- [Exercise]:
Look over the lines below. Report each one that includes the string "marzo".

- [Material for this task]:
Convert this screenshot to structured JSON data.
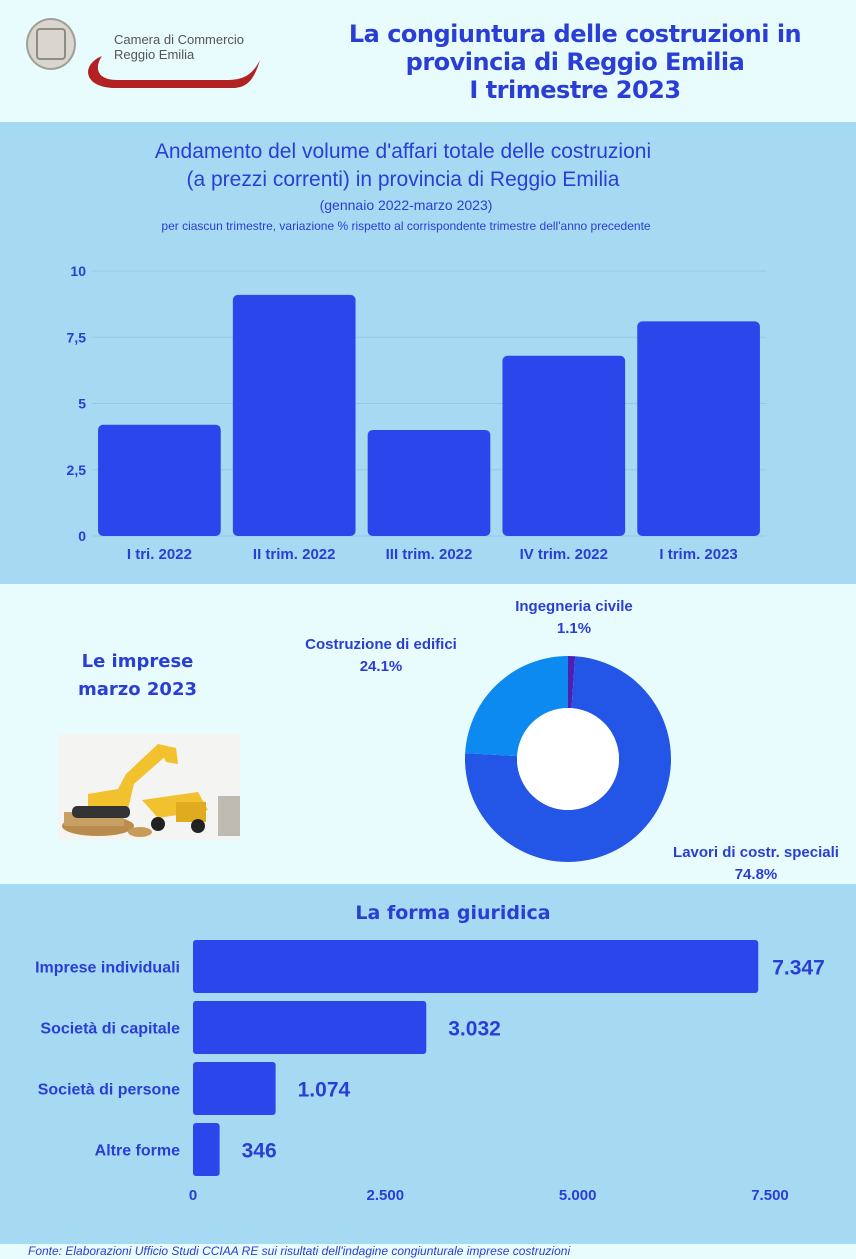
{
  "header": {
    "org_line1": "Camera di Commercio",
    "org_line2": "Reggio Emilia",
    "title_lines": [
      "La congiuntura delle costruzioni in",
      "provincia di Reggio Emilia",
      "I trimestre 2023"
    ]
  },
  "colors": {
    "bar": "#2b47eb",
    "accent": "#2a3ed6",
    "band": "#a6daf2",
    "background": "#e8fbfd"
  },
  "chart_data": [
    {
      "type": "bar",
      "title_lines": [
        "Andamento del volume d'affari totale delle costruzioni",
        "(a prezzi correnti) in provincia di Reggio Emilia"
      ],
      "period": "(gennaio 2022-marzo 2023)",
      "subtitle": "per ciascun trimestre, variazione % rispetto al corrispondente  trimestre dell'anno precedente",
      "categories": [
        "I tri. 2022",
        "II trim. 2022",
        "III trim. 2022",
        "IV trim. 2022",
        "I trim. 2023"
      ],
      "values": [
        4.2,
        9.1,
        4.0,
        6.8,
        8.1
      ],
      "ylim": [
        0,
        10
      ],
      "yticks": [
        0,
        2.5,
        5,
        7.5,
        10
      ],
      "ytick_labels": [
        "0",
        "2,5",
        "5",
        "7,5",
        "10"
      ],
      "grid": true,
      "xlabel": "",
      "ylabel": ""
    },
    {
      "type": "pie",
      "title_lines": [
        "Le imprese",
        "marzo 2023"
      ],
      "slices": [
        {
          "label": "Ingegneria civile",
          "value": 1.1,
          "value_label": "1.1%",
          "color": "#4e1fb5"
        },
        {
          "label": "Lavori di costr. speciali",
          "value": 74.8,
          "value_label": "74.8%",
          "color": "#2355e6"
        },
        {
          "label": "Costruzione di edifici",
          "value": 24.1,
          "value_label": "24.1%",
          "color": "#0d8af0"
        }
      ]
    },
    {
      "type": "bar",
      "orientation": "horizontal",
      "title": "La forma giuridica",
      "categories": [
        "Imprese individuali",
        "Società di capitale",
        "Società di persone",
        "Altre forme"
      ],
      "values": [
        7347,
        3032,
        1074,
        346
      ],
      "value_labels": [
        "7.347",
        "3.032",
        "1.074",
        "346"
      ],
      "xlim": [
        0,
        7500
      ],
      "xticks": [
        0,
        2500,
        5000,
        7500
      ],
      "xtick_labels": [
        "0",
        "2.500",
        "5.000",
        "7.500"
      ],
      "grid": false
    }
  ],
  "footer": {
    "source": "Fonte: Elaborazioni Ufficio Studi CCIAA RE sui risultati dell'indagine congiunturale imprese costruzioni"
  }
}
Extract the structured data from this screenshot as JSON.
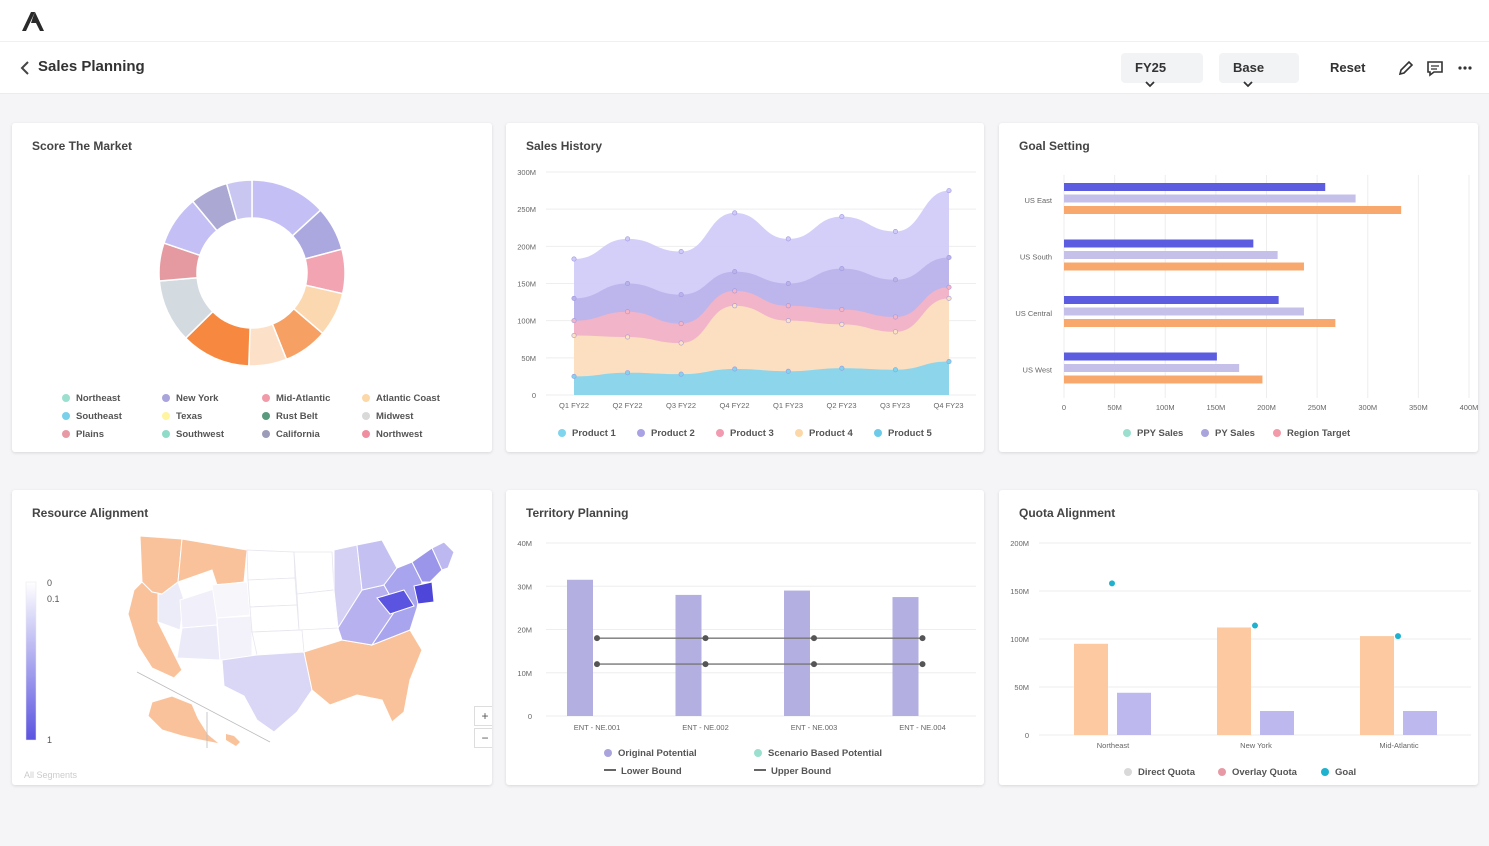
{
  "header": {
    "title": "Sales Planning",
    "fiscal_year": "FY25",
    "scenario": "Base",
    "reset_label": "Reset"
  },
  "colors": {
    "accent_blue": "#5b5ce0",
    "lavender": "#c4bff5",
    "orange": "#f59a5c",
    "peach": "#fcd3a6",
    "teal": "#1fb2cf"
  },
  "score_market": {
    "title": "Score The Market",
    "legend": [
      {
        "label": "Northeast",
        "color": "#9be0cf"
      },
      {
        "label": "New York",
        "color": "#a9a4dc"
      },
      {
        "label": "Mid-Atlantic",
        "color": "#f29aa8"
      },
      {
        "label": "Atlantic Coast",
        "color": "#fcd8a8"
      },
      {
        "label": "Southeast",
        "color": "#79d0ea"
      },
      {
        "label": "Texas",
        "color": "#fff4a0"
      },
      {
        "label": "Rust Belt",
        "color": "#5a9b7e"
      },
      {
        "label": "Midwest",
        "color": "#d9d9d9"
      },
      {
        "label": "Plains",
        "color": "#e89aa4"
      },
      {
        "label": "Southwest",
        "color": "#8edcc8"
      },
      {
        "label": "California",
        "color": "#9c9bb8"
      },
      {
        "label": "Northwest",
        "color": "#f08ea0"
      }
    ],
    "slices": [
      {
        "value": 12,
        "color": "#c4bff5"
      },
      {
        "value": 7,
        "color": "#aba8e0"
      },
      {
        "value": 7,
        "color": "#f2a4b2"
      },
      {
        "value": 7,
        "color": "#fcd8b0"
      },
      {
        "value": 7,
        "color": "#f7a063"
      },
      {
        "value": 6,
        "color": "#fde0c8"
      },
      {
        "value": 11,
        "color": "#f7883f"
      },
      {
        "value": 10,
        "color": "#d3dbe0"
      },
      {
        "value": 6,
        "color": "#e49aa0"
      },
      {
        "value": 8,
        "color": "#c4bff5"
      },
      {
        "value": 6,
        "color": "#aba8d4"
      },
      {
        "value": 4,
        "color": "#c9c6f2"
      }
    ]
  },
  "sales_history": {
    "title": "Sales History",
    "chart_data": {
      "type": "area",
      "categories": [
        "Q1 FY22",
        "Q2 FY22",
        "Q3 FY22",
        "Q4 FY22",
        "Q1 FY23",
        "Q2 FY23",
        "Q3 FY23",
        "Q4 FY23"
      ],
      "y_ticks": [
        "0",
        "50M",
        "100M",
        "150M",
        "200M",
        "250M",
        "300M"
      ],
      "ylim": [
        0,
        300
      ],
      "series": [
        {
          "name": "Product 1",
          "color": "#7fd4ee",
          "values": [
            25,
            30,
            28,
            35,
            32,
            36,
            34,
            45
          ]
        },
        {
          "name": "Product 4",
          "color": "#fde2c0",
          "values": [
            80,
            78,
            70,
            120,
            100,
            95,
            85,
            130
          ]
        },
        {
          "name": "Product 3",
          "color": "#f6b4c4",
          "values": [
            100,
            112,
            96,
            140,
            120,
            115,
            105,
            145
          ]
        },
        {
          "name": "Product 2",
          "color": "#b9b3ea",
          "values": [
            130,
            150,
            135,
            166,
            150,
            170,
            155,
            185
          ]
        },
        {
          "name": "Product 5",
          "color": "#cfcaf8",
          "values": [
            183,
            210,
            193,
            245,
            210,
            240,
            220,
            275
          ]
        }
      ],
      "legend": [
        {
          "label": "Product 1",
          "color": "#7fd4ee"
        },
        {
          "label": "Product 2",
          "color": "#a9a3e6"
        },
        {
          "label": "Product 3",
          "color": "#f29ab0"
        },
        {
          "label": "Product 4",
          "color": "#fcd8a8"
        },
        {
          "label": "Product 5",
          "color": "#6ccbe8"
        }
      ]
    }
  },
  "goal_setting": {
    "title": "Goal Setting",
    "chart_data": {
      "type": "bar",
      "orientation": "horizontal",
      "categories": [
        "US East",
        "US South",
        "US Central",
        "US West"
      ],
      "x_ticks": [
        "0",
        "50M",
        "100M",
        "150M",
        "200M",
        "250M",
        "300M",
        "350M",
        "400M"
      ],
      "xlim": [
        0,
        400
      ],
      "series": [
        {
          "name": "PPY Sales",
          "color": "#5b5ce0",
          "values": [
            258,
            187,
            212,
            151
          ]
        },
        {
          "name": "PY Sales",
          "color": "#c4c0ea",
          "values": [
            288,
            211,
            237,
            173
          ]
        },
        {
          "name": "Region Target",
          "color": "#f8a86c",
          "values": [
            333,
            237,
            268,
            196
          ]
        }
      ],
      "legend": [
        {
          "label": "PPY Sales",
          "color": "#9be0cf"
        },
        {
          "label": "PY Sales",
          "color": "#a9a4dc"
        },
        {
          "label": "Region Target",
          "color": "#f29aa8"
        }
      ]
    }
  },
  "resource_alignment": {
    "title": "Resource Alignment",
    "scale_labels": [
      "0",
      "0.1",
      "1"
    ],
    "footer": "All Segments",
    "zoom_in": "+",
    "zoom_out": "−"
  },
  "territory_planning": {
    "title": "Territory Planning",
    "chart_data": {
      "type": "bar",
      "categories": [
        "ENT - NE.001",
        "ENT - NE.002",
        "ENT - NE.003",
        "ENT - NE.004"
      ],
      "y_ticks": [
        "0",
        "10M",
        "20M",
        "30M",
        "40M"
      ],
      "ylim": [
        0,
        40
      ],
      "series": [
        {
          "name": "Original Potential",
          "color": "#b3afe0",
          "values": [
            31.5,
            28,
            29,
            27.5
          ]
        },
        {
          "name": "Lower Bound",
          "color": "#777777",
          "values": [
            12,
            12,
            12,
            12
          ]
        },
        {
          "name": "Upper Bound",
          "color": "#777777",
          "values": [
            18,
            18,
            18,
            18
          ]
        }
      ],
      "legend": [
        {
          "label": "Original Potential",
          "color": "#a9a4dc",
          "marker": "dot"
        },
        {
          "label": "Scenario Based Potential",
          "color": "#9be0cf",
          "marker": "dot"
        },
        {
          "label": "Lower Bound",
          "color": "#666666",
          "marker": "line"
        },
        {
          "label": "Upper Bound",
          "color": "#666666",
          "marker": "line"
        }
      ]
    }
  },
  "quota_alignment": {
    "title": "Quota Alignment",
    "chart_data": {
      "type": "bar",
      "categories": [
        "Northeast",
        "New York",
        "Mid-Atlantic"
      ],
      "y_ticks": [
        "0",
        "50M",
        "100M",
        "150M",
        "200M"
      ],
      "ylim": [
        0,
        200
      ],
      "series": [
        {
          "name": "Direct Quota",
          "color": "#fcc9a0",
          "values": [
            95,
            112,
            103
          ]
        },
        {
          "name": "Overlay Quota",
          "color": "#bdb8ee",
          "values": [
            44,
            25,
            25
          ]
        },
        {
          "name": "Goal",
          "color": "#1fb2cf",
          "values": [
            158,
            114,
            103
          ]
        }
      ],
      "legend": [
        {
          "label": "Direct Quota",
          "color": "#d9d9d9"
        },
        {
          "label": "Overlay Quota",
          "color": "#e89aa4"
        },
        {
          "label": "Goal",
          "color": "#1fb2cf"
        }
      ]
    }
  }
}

- [Output below]:
      "period": "(gennaio 2022-marzo 2023)",
        "marzo 2023"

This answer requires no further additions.